◆ **Goal A**
Please convert everything from the start of the records down to the line that contains "code-line: c.getIdleTask().cancel( mayInterruptIfRu…" into a JSON list of strings, one string per line, leaving out blank lines.

◆ **Text extract**
>> start

For each SOLID violation found:

---
**File**: [file path]
**Lines**: [line range, e.g., "45-52" or "78"]
**Principle**: [SRP|OCP|LSP|ISP|DIP]
**Issue**: [brief description of the violation]
**Impact**: [why this matters - testability, maintainability, flexibility]
**Suggestion**: [specific refactoring approach or pattern to apply]
**Example**: [code snippet showing the improved design, if helpful]
---

## Decision Rules

### When to Flag Issues

**Always flag:**
- `NotImplementedError` in production code (ISP/LSP violation)
- Multiple `isinstance()` checks for behavior switching (OCP violation)
- Can't write unit tests without real database/network (DIP violation)
- Classes over 500 lines (likely SRP violation)
- Subclasses throwing exceptions parent doesn't throw (LSP violation)

**Flag if significant:**
- Classes with 5+ distinct responsibilities (SRP)
- Abstract classes with 7+ methods (ISP)
- Long parameter lists (might indicate missing abstractions - DIP)
- Type-based conditionals (OCP)

**Don't flag:**
- Simple scripts (<100 lines total) - SOLID overkill for simple code
- Prototypes or proof-of-concept code
- Business rule conditionals (e.g., `if total > 100:`) - these are logic, not type switching
- One-time migration scripts
- Proper use of Python idioms (duck typing, EAFP style)

### Balancing Pragmatism

SOLID principles are guidelines, not absolute rules. Consider:

- **Code lifecycle**: Is this code actively maintained or rarely changed?
- **Team context**: Will abstractions help or confuse the team?

>> end

◆ **Goal B**
Name every field label in the violation report format given in the SOLID review guidelines.

◆ **Extracted data**
>> start

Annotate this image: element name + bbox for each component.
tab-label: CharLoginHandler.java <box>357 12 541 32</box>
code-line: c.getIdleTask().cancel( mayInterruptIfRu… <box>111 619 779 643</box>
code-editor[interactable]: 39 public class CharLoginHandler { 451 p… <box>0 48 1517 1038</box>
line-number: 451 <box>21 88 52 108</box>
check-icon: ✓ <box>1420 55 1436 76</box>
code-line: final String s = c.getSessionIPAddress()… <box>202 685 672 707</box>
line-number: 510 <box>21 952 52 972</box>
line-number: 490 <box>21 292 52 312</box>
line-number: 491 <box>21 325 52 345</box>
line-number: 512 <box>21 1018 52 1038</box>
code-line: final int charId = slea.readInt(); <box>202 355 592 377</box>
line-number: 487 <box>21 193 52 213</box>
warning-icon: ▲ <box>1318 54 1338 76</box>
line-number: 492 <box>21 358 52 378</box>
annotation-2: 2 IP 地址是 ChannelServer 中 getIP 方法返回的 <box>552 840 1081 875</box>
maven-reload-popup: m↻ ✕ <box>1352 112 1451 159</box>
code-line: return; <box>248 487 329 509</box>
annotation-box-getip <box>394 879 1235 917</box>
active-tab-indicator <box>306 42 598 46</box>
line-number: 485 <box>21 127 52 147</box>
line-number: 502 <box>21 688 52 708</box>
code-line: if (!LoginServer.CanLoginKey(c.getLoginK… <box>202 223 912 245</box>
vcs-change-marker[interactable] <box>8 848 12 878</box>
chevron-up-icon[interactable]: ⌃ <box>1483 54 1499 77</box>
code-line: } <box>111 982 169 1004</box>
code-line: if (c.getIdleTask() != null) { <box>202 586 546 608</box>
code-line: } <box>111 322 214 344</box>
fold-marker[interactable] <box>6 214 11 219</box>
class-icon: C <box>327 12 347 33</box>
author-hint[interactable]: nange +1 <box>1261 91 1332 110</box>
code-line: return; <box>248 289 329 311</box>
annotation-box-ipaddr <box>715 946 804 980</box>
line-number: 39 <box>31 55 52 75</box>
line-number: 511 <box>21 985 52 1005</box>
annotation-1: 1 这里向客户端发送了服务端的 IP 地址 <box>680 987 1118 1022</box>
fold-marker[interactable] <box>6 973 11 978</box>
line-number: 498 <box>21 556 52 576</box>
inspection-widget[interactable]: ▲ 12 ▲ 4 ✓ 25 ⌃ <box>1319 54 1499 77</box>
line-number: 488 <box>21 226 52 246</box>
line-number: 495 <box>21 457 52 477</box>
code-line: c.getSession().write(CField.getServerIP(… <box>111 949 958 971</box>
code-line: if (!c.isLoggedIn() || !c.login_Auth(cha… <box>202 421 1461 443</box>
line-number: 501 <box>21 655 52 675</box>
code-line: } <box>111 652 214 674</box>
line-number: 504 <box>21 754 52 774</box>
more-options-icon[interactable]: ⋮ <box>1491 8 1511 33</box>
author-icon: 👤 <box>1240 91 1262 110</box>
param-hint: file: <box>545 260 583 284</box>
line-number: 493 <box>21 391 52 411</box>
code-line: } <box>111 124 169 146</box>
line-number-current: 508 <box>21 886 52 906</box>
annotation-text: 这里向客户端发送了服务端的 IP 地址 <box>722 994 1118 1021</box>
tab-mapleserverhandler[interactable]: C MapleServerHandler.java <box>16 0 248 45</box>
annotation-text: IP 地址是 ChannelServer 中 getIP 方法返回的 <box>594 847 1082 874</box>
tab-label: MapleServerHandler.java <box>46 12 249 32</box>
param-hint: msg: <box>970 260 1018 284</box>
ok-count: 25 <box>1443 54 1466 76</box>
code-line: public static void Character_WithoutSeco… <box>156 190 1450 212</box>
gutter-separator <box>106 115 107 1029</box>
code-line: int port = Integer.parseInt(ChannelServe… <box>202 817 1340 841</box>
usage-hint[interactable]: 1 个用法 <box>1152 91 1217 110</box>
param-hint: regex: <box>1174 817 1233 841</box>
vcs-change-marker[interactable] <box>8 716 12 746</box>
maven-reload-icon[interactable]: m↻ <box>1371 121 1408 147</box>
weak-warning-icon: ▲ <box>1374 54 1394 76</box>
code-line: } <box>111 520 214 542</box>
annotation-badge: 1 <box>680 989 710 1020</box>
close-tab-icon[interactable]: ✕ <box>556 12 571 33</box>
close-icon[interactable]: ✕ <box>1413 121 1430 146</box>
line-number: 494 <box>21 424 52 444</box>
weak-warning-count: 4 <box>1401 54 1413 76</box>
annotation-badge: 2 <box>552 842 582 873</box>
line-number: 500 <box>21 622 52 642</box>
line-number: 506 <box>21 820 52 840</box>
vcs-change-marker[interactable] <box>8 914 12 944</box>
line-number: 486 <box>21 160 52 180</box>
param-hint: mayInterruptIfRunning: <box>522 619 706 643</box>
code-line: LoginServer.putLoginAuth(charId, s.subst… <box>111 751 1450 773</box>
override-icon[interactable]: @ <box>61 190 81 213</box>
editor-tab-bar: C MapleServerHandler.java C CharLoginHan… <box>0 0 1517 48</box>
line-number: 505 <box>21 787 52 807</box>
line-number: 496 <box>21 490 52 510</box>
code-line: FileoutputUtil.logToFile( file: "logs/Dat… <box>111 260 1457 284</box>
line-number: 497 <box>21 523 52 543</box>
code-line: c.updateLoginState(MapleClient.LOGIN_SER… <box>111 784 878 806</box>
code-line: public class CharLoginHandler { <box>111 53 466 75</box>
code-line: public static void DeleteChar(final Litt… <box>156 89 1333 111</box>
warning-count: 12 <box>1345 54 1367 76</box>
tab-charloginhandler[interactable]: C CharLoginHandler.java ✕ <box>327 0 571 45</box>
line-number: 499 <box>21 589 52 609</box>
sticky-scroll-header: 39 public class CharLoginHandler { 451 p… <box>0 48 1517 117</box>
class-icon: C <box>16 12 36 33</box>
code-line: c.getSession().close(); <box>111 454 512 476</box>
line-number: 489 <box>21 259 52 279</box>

>> end

◆ **Expected answer A**
[
  "Annotate this image: element name + bbox for each component.",
  "tab-label: CharLoginHandler.java <box>357 12 541 32</box>",
  "code-line: c.getIdleTask().cancel( mayInterruptIfRu… <box>111 619 779 643</box>"
]

◆ **Expected answer B**
File, Lines, Principle, Issue, Impact, Suggestion, Example